Dataset rows:
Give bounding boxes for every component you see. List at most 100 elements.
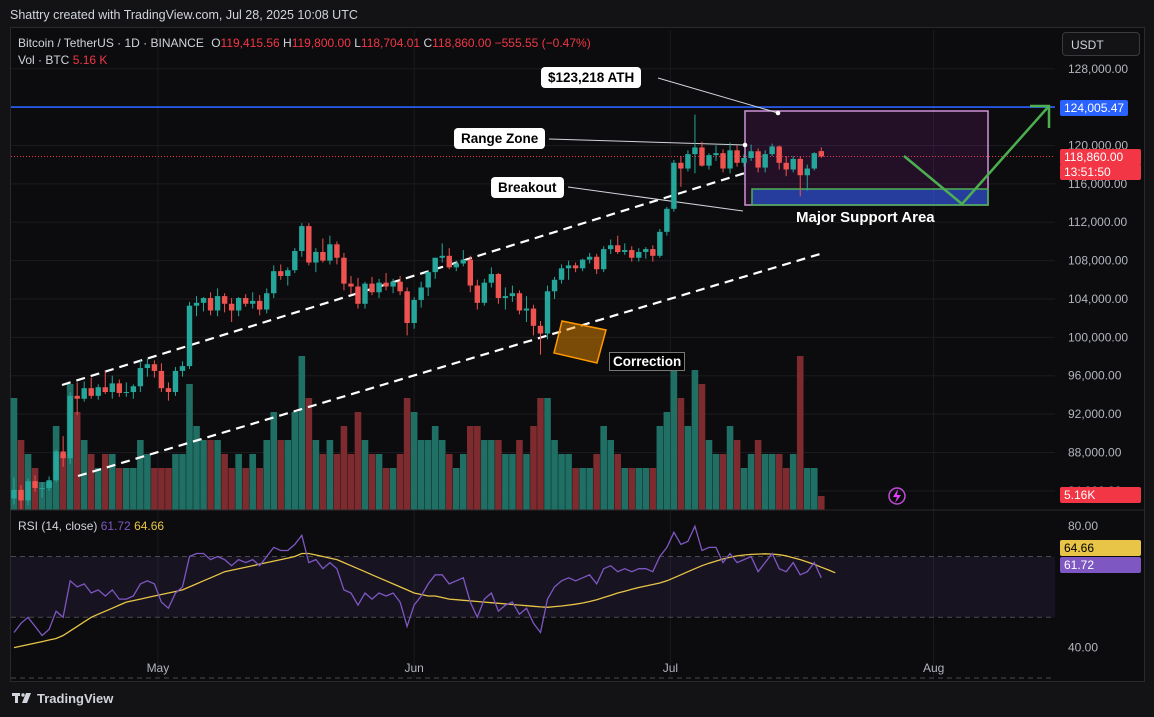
- candle-body: [179, 366, 186, 371]
- candle-body: [699, 147, 705, 166]
- volume-bar: [326, 440, 334, 510]
- volume-bar: [558, 454, 565, 510]
- volume-bar: [803, 468, 811, 510]
- candles[interactable]: [11, 114, 824, 510]
- volume-bar: [108, 454, 116, 510]
- candle-body: [228, 303, 235, 311]
- volume-bar: [417, 440, 425, 510]
- volume-bar: [712, 454, 720, 510]
- candle-body: [130, 386, 137, 393]
- candle-body: [116, 383, 122, 393]
- chart-frame: [10, 27, 1145, 682]
- volume-bar: [642, 468, 650, 510]
- volume-bar: [200, 440, 207, 510]
- candle-body: [221, 296, 228, 304]
- candle-body: [264, 293, 270, 310]
- volume-bar: [649, 468, 657, 510]
- candle-body: [292, 251, 298, 271]
- price-tick-label: 112,000.00: [1068, 215, 1127, 229]
- candle-body: [818, 151, 824, 157]
- chart-attribution: Shattry created with TradingView.com, Ju…: [10, 8, 358, 22]
- rsi-band: [11, 556, 1055, 618]
- volume-bars: [10, 356, 825, 510]
- price-tick-label: 92,000.00: [1068, 407, 1122, 421]
- price-tick-label: 96,000.00: [1068, 369, 1122, 383]
- rsi-ma-value: 64.66: [134, 519, 165, 533]
- volume-bar: [607, 440, 614, 510]
- candle-body: [523, 308, 530, 311]
- volume-bar: [158, 468, 165, 510]
- candle-body: [334, 244, 340, 258]
- candle-body: [804, 168, 810, 176]
- volume-bar: [333, 454, 341, 510]
- candle-body: [362, 283, 368, 304]
- volume-bar: [761, 454, 769, 510]
- volume-bar: [754, 440, 762, 510]
- candle-body: [207, 298, 214, 311]
- candle-body: [235, 298, 242, 311]
- volume-bar: [186, 384, 193, 510]
- volume-bar: [165, 468, 172, 510]
- candle-body: [741, 157, 747, 163]
- volume-bar: [452, 468, 460, 510]
- volume-bar: [796, 356, 804, 510]
- volume-bar: [101, 454, 109, 510]
- candle-body: [74, 395, 80, 399]
- open-value: 119,415.56: [220, 36, 280, 50]
- price-tick-label: 88,000.00: [1068, 445, 1122, 459]
- candle-body: [685, 154, 691, 169]
- support-area-box: [751, 188, 989, 206]
- candle-body: [39, 487, 45, 489]
- volume-bar: [354, 412, 362, 510]
- candle-body: [88, 388, 94, 396]
- volume-bar: [614, 454, 622, 510]
- volume-bar: [389, 468, 397, 510]
- candle-body: [776, 146, 782, 163]
- support-label: Major Support Area: [796, 209, 935, 226]
- breakout-leader-line: [567, 186, 744, 212]
- price-tick-label: 116,000.00: [1068, 177, 1127, 191]
- candle-body: [432, 257, 438, 273]
- candle-body: [278, 271, 284, 276]
- time-tick-label: May: [147, 661, 170, 675]
- candle-body: [579, 259, 586, 269]
- price-tick-label: 128,000.00: [1068, 62, 1128, 76]
- volume-bar: [621, 468, 629, 510]
- candle-body: [797, 158, 803, 176]
- candle-body: [200, 298, 207, 303]
- candle-body: [439, 255, 445, 258]
- volume-bar: [319, 454, 327, 510]
- candle-body: [467, 259, 473, 286]
- volume-bar: [698, 384, 706, 510]
- range-zone-callout: Range Zone: [454, 128, 546, 149]
- ath-callout: $123,218 ATH: [541, 67, 642, 88]
- currency-button[interactable]: USDT: [1062, 32, 1140, 56]
- candle-body: [144, 364, 151, 369]
- volume-bar: [403, 398, 411, 510]
- candle-body: [53, 451, 59, 481]
- price-tick-label: 108,000.00: [1068, 254, 1128, 268]
- rsi-tick-label: 80.00: [1068, 519, 1098, 533]
- candle-body: [629, 250, 635, 258]
- candle-body: [790, 158, 796, 170]
- volume-bar: [628, 468, 636, 510]
- volume-bar: [179, 454, 186, 510]
- tradingview-footer[interactable]: TradingView: [12, 691, 113, 706]
- volume-bar: [172, 454, 179, 510]
- candle-body: [509, 293, 516, 297]
- volume-bar: [691, 370, 699, 510]
- candle-body: [418, 287, 424, 300]
- lower-trendline: [77, 252, 821, 478]
- candle-body: [572, 265, 579, 269]
- candle-body: [586, 256, 593, 260]
- candle-body: [327, 244, 333, 261]
- candle-body: [734, 150, 740, 163]
- candle-body: [165, 388, 172, 393]
- ath-leader-line: [657, 77, 779, 114]
- resistance-price-tag: 124,005.47: [1060, 100, 1129, 116]
- volume-bar: [424, 440, 432, 510]
- candle-body: [530, 308, 537, 326]
- volume-bar: [747, 454, 755, 510]
- change-value: −555.55 (−0.47%): [494, 36, 591, 50]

The exercise –
Express every line of the items above as a JSON list of strings, one string per line, with blank lines and pictures left out.

Result –
[
  "Give bounding boxes for every component you see. List at most 100 elements.",
  "- candle-body: [179, 366, 186, 371]",
  "- candle-body: [699, 147, 705, 166]",
  "- volume-bar: [326, 440, 334, 510]",
  "- volume-bar: [558, 454, 565, 510]",
  "- volume-bar: [803, 468, 811, 510]",
  "- candles[interactable]: [11, 114, 824, 510]",
  "- volume-bar: [108, 454, 116, 510]",
  "- candle-body: [228, 303, 235, 311]",
  "- volume-bar: [417, 440, 425, 510]",
  "- volume-bar: [712, 454, 720, 510]",
  "- candle-body: [130, 386, 137, 393]",
  "- candle-body: [116, 383, 122, 393]",
  "- chart-frame: [10, 27, 1145, 682]",
  "- volume-bar: [642, 468, 650, 510]",
  "- volume-bar: [200, 440, 207, 510]",
  "- candle-body: [221, 296, 228, 304]",
  "- candle-body: [264, 293, 270, 310]",
  "- volume-bar: [649, 468, 657, 510]",
  "- candle-body: [292, 251, 298, 271]",
  "- price-tick-label: 112,000.00: [1068, 215, 1127, 229]",
  "- candle-body: [818, 151, 824, 157]",
  "- chart-attribution: Shattry created with TradingView.com, Ju…: [10, 8, 358, 22]",
  "- rsi-band: [11, 556, 1055, 618]",
  "- volume-bars: [10, 356, 825, 510]",
  "- price-tick-label: 92,000.00: [1068, 407, 1122, 421]",
  "- price-tick-label: 96,000.00: [1068, 369, 1122, 383]",
  "- rsi-ma-value: 64.66: [134, 519, 165, 533]",
  "- volume-bar: [607, 440, 614, 510]",
  "- candle-body: [523, 308, 530, 311]",
  "- volume-bar: [158, 468, 165, 510]",
  "- candle-body: [334, 244, 340, 258]",
  "- candle-body: [804, 168, 810, 176]",
  "- volume-bar: [333, 454, 341, 510]",
  "- candle-body: [362, 283, 368, 304]",
  "- volume-bar: [761, 454, 769, 510]",
  "- volume-bar: [754, 440, 762, 510]",
  "- candle-body: [207, 298, 214, 311]",
  "- candle-body: [235, 298, 242, 311]",
  "- volume-bar: [186, 384, 193, 510]",
  "- volume-bar: [165, 468, 172, 510]",
  "- candle-body: [741, 157, 747, 163]",
  "- volume-bar: [452, 468, 460, 510]",
  "- volume-bar: [796, 356, 804, 510]",
  "- volume-bar: [101, 454, 109, 510]",
  "- candle-body: [74, 395, 80, 399]",
  "- open-value: 119,415.56: [220, 36, 280, 50]",
  "- price-tick-label: 88,000.00: [1068, 445, 1122, 459]",
  "- candle-body: [685, 154, 691, 169]",
  "- support-area-box: [751, 188, 989, 206]",
  "- candle-body: [39, 487, 45, 489]",
  "- volume-bar: [354, 412, 362, 510]",
  "- candle-body: [88, 388, 94, 396]",
  "- volume-bar: [614, 454, 622, 510]",
  "- volume-bar: [389, 468, 397, 510]",
  "- candle-body: [776, 146, 782, 163]",
  "- support-label: Major Support Area: [796, 209, 935, 226]",
  "- breakout-leader-line: [567, 186, 744, 212]",
  "- price-tick-label: 116,000.00: [1068, 177, 1127, 191]",
  "- candle-body: [432, 257, 438, 273]",
  "- candle-body: [278, 271, 284, 276]",
  "- time-tick-label: May: [147, 661, 170, 675]",
  "- candle-body: [579, 259, 586, 269]",
  "- price-tick-label: 128,000.00: [1068, 62, 1128, 76]",
  "- volume-bar: [621, 468, 629, 510]",
  "- candle-body: [797, 158, 803, 176]",
  "- candle-body: [200, 298, 207, 303]",
  "- candle-body: [439, 255, 445, 258]",
  "- volume-bar: [319, 454, 327, 510]",
  "- candle-body: [467, 259, 473, 286]",
  "- volume-bar: [698, 384, 706, 510]",
  "- range-zone-callout: Range Zone: [454, 128, 546, 149]",
  "- ath-callout: $123,218 ATH: [541, 67, 642, 88]",
  "- currency-button[interactable]: USDT: [1062, 32, 1140, 56]",
  "- candle-body: [144, 364, 151, 369]",
  "- volume-bar: [403, 398, 411, 510]",
  "- candle-body: [53, 451, 59, 481]",
  "- price-tick-label: 108,000.00: [1068, 254, 1128, 268]",
  "- rsi-tick-label: 80.00: [1068, 519, 1098, 533]",
  "- candle-body: [629, 250, 635, 258]",
  "- candle-body: [790, 158, 796, 170]",
  "- volume-bar: [628, 468, 636, 510]",
  "- volume-bar: [179, 454, 186, 510]",
  "- tradingview-footer[interactable]: TradingView: [12, 691, 113, 706]",
  "- volume-bar: [172, 454, 179, 510]",
  "- candle-body: [509, 293, 516, 297]",
  "- volume-bar: [691, 370, 699, 510]",
  "- candle-body: [418, 287, 424, 300]",
  "- lower-trendline: [77, 252, 821, 478]",
  "- candle-body: [572, 265, 579, 269]",
  "- candle-body: [586, 256, 593, 260]",
  "- candle-body: [327, 244, 333, 261]",
  "- candle-body: [734, 150, 740, 163]",
  "- candle-body: [165, 388, 172, 393]",
  "- ath-leader-line: [657, 77, 779, 114]",
  "- resistance-price-tag: 124,005.47: [1060, 100, 1129, 116]",
  "- volume-bar: [424, 440, 432, 510]",
  "- candle-body: [530, 308, 537, 326]",
  "- volume-bar: [747, 454, 755, 510]",
  "- change-value: −555.55 (−0.47%): [494, 36, 591, 50]"
]